◆ WHAT IS NEEDED
Review the material and extract every line in which the word "this" occurs.

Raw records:
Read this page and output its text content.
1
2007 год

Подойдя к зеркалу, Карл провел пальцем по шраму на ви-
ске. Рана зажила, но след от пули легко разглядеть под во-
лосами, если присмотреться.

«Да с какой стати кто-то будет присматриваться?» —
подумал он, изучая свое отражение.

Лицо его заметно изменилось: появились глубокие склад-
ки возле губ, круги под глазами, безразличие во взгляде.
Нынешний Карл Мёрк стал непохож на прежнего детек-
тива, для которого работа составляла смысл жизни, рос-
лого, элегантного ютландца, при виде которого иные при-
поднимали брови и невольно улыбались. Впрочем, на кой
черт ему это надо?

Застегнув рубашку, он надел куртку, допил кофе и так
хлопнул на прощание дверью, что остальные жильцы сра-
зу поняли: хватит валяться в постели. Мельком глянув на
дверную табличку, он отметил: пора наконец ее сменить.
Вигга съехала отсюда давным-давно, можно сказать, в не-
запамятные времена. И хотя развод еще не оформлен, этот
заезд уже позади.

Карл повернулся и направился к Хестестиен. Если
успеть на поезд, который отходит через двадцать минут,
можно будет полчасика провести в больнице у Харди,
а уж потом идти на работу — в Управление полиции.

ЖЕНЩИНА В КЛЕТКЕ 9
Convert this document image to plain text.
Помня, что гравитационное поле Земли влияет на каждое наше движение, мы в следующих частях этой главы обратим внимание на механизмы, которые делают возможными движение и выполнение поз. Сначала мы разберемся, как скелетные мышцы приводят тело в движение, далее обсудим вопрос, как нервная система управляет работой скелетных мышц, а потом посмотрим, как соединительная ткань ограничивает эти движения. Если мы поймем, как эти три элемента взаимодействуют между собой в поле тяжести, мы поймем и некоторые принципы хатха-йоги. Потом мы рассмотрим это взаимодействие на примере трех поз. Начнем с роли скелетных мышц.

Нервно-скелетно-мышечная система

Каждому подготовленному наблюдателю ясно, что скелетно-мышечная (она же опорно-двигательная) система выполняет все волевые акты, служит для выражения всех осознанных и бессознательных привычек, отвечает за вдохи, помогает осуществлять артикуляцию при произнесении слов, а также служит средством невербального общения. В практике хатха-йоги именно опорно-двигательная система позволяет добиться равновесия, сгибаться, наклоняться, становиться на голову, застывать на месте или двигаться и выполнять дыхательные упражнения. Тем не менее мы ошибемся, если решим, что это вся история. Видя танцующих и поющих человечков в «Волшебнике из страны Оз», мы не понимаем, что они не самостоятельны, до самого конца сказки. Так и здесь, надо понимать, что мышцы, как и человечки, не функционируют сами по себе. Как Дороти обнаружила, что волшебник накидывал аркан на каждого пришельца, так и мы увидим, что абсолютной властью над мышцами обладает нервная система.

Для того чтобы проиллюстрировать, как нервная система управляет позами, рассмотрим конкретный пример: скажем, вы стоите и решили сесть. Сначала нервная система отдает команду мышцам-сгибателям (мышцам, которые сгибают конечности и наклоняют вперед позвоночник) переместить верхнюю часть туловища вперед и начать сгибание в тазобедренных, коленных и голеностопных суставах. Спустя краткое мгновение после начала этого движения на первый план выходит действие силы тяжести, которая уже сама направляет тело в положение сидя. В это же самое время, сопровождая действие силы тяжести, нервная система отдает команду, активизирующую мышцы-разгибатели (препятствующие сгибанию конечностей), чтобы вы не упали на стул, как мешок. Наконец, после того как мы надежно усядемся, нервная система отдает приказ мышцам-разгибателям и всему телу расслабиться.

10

◆ FINAL ANSWER
Read this page and output its text content.
Convert this document image to plain text.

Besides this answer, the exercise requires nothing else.